---------- Data provided ----------
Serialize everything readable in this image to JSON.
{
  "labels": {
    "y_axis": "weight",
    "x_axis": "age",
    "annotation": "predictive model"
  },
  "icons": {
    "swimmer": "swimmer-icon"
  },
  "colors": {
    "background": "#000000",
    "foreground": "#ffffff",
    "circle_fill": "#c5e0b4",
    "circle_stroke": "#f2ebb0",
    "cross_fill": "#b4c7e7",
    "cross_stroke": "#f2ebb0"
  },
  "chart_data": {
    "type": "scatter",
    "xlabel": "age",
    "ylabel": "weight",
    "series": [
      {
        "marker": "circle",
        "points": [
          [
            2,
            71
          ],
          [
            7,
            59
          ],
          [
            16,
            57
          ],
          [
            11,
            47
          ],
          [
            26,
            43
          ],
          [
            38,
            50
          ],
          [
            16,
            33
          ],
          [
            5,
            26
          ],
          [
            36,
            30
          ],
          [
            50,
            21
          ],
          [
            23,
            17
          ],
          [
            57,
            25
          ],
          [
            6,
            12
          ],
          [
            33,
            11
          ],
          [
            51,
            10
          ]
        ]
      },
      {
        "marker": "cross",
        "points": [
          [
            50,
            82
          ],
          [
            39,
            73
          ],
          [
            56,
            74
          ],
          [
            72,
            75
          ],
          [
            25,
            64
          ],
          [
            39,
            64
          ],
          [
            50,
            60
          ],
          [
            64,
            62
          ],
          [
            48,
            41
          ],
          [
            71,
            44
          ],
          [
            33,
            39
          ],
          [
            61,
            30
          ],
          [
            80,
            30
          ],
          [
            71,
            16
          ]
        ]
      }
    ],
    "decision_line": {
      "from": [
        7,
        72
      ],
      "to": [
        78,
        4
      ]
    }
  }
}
----------
• [Aim] Using the data above, reproduce every line exactly.

• [Task response]
Serialize everything readable in this image to JSON.
{
  "labels": {
    "y_axis": "weight",
    "x_axis": "age",
    "annotation": "predictive model"
  },
  "icons": {
    "swimmer": "swimmer-icon"
  },
  "colors": {
    "background": "#000000",
    "foreground": "#ffffff",
    "circle_fill": "#c5e0b4",
    "circle_stroke": "#f2ebb0",
    "cross_fill": "#b4c7e7",
    "cross_stroke": "#f2ebb0"
  },
  "chart_data": {
    "type": "scatter",
    "xlabel": "age",
    "ylabel": "weight",
    "series": [
      {
        "marker": "circle",
        "points": [
          [
            2,
            71
          ],
          [
            7,
            59
          ],
          [
            16,
            57
          ],
          [
            11,
            47
          ],
          [
            26,
            43
          ],
          [
            38,
            50
          ],
          [
            16,
            33
          ],
          [
            5,
            26
          ],
          [
            36,
            30
          ],
          [
            50,
            21
          ],
          [
            23,
            17
          ],
          [
            57,
            25
          ],
          [
            6,
            12
          ],
          [
            33,
            11
          ],
          [
            51,
            10
          ]
        ]
      },
      {
        "marker": "cross",
        "points": [
          [
            50,
            82
          ],
          [
            39,
            73
          ],
          [
            56,
            74
          ],
          [
            72,
            75
          ],
          [
            25,
            64
          ],
          [
            39,
            64
          ],
          [
            50,
            60
          ],
          [
            64,
            62
          ],
          [
            48,
            41
          ],
          [
            71,
            44
          ],
          [
            33,
            39
          ],
          [
            61,
            30
          ],
          [
            80,
            30
          ],
          [
            71,
            16
          ]
        ]
      }
    ],
    "decision_line": {
      "from": [
        7,
        72
      ],
      "to": [
        78,
        4
      ]
    }
  }
}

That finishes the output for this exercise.